▶ EXCERPTED TEXT:
⁂
Ventilation systems make it possible to continuously provide satisfactory fresh air flows for each occupant and to extracting stale air. Air handling units combined with diffusion vents, for example, perform the following functions: air circulation, filtration, heating, cooling, heat recovery, humidification, dehumidification and air mixing (Eurovent certification programmes "Air handling units" and "Hygienic air handling units"). The dual flow ACTUs allow all possible combinations of air intake, fresh air, rejected air and treated air.

Different types of filters

The filtration is carried out by prefilters, flat filters or bag filters. The efficiency of the filters depends on the speed with which the contaminated air is filtered. Under ideal conditions, a filter can remove 99% of the contaminants that pass through it. The blowing terminals can also be provided with filters.

Prefilters are mainly used in the first stage of air treatment. They remove larger particles such as pollen from the air. Often placed in the first stage of filtration, they also protect the more sensitive filters of the following stages. Fine filters can also be used in the first filtration stage for a thorough treatment of air in tertiary buildings. They can also be used to effectively protect the end filters. The latter provide filtration up to 0.001 μm, effective for fumes and soot, for example. As for activated carbon filters, they can stop contaminants at the molecular level and can eliminate odours and protect industrial process type facilities.

15 % of the energy bill

But the quality of the air has a price. Air filtration accounts for an estimated 15% of building energy costs (or 30% of the energy consumption of ventilation systems*). Effective filters generate additional energy expenditure which is proportional to the flow rate, the average pressure drop of the filter, its resistance to air flow and the operating time. Loaded with dust, a filter sees its pressure drop increase and the air handling unit will use more energy to circulate air through the filter. Increased energy consumption can be traced directly to the pressure drop.
⁂
▶ WRITTEN TASK:
Please say whether each statement below agrees with the text on ventilation filters, answering yes or no and quoting the words of the text that decide it. (a) Prefilters take larger particles such as pollen out of the air. (b) Air filtration makes up an estimated 30% of building energy costs. (c) A filter's pressure drop goes down as it fills with dust.

▶ RECORDED DATA:
⁂
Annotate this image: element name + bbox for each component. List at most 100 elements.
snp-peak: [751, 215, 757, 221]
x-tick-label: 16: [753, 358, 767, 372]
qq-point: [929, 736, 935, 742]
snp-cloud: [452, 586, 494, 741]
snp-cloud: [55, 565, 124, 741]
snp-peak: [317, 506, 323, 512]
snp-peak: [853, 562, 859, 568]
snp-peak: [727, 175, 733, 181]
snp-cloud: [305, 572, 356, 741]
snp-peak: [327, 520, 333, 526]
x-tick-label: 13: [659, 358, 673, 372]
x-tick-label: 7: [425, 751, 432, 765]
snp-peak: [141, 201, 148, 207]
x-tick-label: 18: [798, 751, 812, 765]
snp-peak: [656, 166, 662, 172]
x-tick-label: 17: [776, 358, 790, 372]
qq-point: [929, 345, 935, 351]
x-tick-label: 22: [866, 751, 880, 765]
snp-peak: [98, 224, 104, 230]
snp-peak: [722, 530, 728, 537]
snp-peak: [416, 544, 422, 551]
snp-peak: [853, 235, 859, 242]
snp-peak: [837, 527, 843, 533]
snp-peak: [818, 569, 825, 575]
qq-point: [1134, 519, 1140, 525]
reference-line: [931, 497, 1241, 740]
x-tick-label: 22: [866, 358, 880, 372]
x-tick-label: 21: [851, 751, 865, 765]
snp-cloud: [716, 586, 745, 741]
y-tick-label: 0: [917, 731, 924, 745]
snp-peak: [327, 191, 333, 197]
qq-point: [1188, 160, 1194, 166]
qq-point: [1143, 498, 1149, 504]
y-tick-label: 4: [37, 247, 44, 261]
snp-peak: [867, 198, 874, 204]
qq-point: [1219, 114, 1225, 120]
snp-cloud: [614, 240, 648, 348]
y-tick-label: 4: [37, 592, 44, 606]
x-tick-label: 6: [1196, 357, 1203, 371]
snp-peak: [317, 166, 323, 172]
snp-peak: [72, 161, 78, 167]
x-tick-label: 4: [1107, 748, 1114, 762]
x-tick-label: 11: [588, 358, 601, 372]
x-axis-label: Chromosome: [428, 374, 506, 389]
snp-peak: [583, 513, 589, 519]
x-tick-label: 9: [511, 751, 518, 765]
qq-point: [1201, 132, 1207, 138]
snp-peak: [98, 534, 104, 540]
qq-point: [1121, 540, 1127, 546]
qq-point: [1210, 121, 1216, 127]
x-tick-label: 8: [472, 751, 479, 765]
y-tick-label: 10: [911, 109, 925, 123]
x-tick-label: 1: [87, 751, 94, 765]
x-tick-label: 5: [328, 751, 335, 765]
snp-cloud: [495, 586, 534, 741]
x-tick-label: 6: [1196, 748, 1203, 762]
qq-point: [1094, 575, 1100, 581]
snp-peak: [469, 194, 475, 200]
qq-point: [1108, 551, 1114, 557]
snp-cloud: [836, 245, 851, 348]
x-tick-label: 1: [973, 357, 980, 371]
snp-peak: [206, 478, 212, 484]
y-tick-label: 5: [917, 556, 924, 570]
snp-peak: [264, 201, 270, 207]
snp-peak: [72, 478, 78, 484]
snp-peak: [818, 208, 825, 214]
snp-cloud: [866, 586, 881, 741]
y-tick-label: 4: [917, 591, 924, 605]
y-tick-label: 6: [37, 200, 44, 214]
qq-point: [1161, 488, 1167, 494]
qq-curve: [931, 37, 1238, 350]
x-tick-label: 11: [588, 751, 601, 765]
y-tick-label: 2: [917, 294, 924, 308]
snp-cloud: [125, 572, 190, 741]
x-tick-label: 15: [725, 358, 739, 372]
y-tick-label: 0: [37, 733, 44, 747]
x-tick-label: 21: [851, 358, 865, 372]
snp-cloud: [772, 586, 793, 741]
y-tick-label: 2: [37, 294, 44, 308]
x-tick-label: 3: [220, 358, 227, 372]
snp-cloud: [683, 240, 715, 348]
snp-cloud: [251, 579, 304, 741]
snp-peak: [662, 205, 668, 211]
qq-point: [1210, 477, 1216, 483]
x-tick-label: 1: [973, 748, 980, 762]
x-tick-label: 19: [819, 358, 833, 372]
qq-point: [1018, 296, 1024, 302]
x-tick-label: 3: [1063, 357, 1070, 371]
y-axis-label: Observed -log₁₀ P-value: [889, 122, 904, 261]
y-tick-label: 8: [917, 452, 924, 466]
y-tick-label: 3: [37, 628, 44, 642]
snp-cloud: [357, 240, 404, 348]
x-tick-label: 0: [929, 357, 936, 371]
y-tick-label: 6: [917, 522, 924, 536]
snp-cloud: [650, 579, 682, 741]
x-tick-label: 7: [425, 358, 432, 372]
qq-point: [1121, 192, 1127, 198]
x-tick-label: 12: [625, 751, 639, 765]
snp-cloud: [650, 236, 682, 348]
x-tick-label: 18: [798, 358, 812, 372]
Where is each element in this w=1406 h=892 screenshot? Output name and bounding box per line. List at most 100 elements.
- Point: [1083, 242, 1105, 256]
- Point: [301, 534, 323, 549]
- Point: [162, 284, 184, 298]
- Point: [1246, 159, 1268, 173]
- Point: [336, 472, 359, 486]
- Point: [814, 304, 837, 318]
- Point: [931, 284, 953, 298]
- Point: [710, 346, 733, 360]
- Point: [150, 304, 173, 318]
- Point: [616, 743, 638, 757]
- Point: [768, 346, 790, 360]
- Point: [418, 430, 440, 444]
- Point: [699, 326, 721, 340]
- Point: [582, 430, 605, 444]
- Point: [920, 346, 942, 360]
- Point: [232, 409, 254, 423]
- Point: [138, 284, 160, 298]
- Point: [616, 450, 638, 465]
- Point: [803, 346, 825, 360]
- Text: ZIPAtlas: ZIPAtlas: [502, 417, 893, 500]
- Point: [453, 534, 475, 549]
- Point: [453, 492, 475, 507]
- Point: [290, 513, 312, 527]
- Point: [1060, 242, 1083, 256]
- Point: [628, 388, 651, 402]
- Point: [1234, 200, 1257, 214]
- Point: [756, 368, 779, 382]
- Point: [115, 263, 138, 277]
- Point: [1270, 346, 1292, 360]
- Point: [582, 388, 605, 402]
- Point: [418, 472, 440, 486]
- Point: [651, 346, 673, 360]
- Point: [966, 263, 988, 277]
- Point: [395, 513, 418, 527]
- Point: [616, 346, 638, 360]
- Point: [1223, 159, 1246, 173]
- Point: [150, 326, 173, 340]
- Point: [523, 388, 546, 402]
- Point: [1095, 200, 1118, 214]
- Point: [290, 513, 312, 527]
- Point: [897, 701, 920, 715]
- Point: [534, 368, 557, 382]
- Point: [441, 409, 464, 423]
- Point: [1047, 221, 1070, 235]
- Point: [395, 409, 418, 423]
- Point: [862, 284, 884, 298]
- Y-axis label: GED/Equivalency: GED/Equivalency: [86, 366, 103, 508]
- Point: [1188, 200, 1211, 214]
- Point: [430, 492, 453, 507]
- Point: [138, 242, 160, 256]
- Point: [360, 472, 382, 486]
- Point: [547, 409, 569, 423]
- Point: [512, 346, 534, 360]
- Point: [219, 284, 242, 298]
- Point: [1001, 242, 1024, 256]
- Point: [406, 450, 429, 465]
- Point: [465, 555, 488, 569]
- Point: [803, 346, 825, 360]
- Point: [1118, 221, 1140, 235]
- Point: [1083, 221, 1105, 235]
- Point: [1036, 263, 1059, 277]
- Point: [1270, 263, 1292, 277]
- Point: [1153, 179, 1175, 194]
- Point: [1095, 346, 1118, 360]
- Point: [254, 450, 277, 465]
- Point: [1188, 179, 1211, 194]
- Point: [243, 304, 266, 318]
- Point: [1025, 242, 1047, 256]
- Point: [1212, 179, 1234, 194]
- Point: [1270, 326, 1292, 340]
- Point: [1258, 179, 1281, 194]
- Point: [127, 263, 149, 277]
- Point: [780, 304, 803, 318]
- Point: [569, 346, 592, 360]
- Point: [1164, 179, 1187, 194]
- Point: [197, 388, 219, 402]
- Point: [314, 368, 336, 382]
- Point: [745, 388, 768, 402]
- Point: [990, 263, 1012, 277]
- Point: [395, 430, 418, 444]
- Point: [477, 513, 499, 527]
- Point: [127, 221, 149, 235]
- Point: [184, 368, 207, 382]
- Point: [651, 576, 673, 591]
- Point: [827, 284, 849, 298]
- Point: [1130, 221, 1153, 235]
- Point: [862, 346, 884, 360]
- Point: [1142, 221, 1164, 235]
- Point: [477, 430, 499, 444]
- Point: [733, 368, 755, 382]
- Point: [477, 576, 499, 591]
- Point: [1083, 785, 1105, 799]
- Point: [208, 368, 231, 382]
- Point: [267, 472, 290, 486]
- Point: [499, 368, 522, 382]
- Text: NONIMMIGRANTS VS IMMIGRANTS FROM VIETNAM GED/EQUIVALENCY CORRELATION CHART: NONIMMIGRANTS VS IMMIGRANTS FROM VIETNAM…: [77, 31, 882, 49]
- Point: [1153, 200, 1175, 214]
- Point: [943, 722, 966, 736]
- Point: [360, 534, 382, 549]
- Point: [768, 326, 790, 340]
⁂
▶ ANSWER TO THIS TASK:
(a) Yes: "They remove larger particles such as pollen from the air."
(b) No: "Air filtration accounts for an estimated 15% of building energy costs"
(c) No: "Loaded with dust, a filter sees its pressure drop increase"